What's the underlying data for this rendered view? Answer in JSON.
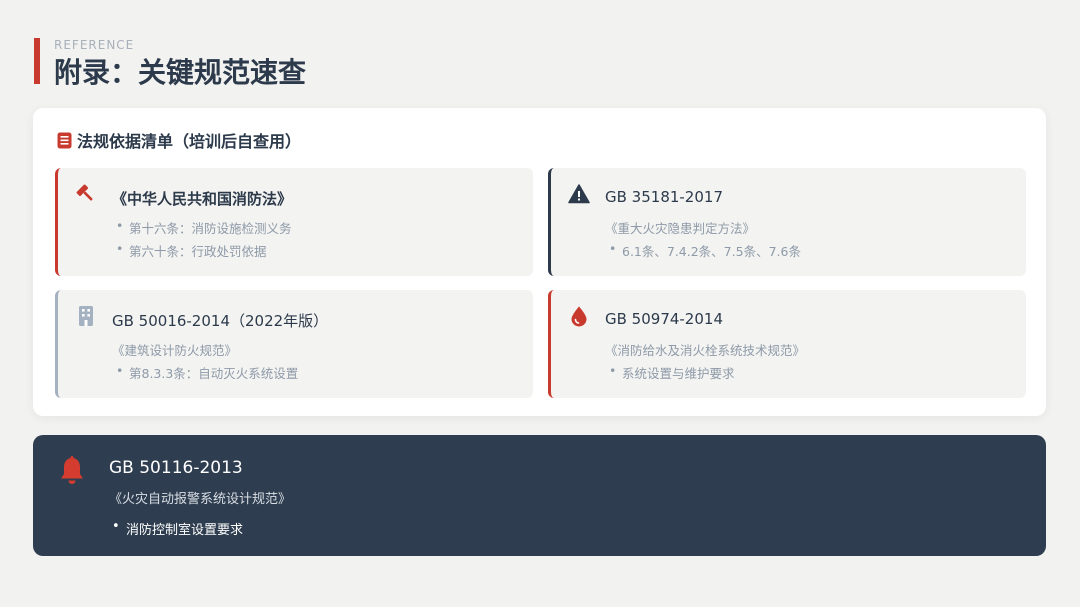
{
  "header": {
    "eyebrow": "REFERENCE",
    "title": "附录：关键规范速查"
  },
  "panel": {
    "icon": "book-icon",
    "title": "法规依据清单（培训后自查用）",
    "cards": [
      {
        "icon": "gavel-icon",
        "accent": "#c83a2e",
        "title": "《中华人民共和国消防法》",
        "bullets": [
          "第十六条：消防设施检测义务",
          "第六十条：行政处罚依据"
        ]
      },
      {
        "icon": "warning-icon",
        "accent": "#2c3a4b",
        "title": "GB 35181-2017",
        "subtitle": "《重大火灾隐患判定方法》",
        "bullets": [
          "6.1条、7.4.2条、7.5条、7.6条"
        ]
      },
      {
        "icon": "building-icon",
        "accent": "#a4b1c0",
        "title": "GB 50016-2014（2022年版）",
        "subtitle": "《建筑设计防火规范》",
        "bullets": [
          "第8.3.3条：自动灭火系统设置"
        ]
      },
      {
        "icon": "water-drop-icon",
        "accent": "#c83a2e",
        "title": "GB 50974-2014",
        "subtitle": "《消防给水及消火栓系统技术规范》",
        "bullets": [
          "系统设置与维护要求"
        ]
      }
    ]
  },
  "highlight": {
    "icon": "bell-icon",
    "title": "GB 50116-2013",
    "subtitle": "《火灾自动报警系统设计规范》",
    "bullet": "消防控制室设置要求"
  },
  "colors": {
    "accent_red": "#c83a2e",
    "navy": "#2e3d4f",
    "background": "#f2f2f0"
  }
}
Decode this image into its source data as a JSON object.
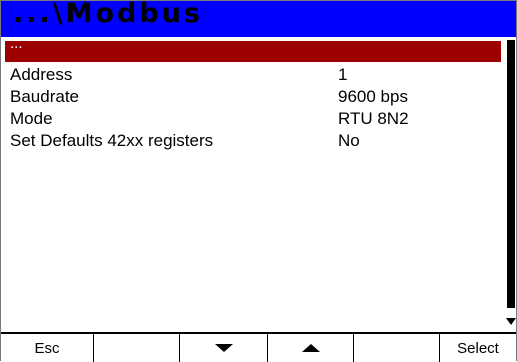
{
  "title": "...\\Modbus",
  "menu": {
    "items": [
      {
        "label": "...",
        "value": ""
      },
      {
        "label": "Address",
        "value": "1"
      },
      {
        "label": "Baudrate",
        "value": "9600 bps"
      },
      {
        "label": "Mode",
        "value": "RTU 8N2"
      },
      {
        "label": "Set Defaults 42xx registers",
        "value": "No"
      }
    ],
    "selected_index": 0
  },
  "softkeys": {
    "esc": "Esc",
    "down_icon": "down-triangle",
    "up_icon": "up-triangle",
    "select": "Select"
  },
  "colors": {
    "title_bar": "#0000ff",
    "selection": "#9c0000",
    "background": "#ffffff"
  }
}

.....

• _Task to carry out_:
Identify lines with the string "background". Copy each one.

• _Complete output_:
    "background": "#f2f2f0"
    "background": "#ffffff"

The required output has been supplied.